INSTRUCTIONS.
• 1. In the conversation about B movie, why does the speaker who wrote on the film say it is not a critique of socialism? Answer in one to three sentences.
• 2. Carry on the conversation about B movie, starting after its last line.

PASSAGE SHOWN.
■ ■ ■ ■ ■

But I got to tell you when I saw you were on B movie, I wanted to ask you.
Do you have a second for one more question?
Yeah, I got nowhere to go.
OK, great.
I wasn't sure. OK, so how many times have you seen B movie?
Well, I wrote on it, too.
So you wrote on B movie.
Yeah, I got this.
OK, so my wife prohibited me from showing TV to Forrest,
because apparently I'm supposed to show TV to young kids.
And so she I don't remember where she was, but I'm sitting on the couch.
I'm like, I'm going to just show him.
I got to show him a cartoon.
He reacts.
So because he hadn't seen I hadn't seen it.
So I put a B movie on just because that was what popped up.
Oh, he was transfixed.
Of course.
And let me tell you, I have paid dearly for that, because now I have seen B movie.
Fifty times, 30.
I don't know. It's always on.
He'll you know, he'll just like be be be.
Or like, you want to see B movie?
Yeah, because they don't get tired of it.
They they but OK, so I got to ask you, you wrote on B movie.
That's crazy is B movie or critique of socialism?
Also, it's important to know it's a courtroom drama.
That's what I realized.
This is a courtroom drama that appears to be a critique of socialism.
What do you think? No, I would say no.
I just because it comes from the mind of Jerry Seinfeld.
Who I know for a fact does not care about socialism.

■ ■ ■ ■ ■

RECORDED DATA.

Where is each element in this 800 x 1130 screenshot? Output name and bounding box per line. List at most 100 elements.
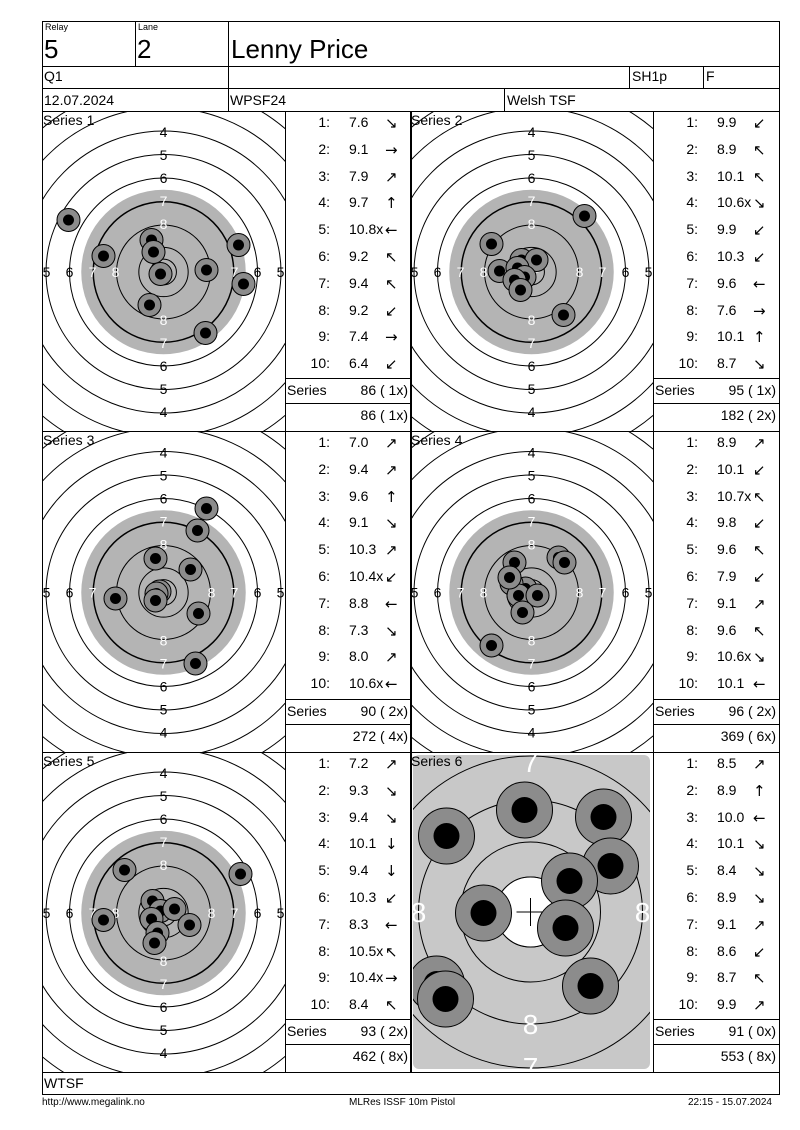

■ ■ ■ ■ ■

RESULTS.
• 1. That speaker says no because the film comes from the mind of Jerry Seinfeld. The speaker knows for a fact that he does not care about socialism.

• 2.
He doesn't care about capitalism.
He doesn't care about social movements.
He doesn't care about things being meaningful or driven.
He only cares about is this funny.
He's it's purely where he lives and what he conjures up.
I think the audiences can draw metaphors and stuff, you know,
and maybe subconsciously some of it trickled in.
But I know that consciously, at least,
it had nothing to do with anything other than how funny is it
that that this B is functioning in the in the in the human world.
And then that was it. That's so good to hear.
See, this is great. This is, you know, I love conspiracy theories.
I hang out on Reddit conspiracy.
Highly advise it for anyone listening and for you to.
But I do it as a form of, you know, I view it as a kind of like modern folk stories.
I don't think it's real. Yeah.
And one of the things that they are really it's the most.
I don't know what happened because the conspiracy community goes through phases.
So it's the most bizarre fucking thing
because people will write these essays on some crazy theory.
And in the essay, they will just all of a sudden be like in the B movie
when as as though it were real or as though, you know what I mean?
They don't differentiate.
They don't write, but but.
And I haven't seen any conspiracy on B movie.
But other movies, you know, essentially, there's this idea
of something called I think it's called predictive programming.
And so it's a whole genre of conspiracy theory, which is that movies come out
and they, you know, foretell what's about to come.
They get people ready for what's coming.
The Simpsons predicting this and that.
Right. Like big movies about disasters will come out.
And then there's a disaster.
And so people feel the Illuminati are making these movies
to condition people to get ready.
And so, yeah, as I get, you know, what it is, it's just being stoned
and watching B movie for like the 28th time.
You need something else to think about.
I start thinking like, wait a minute, the bees have unionized.
And because they are or also there's this sinister thing
that one of the lines in the B movie.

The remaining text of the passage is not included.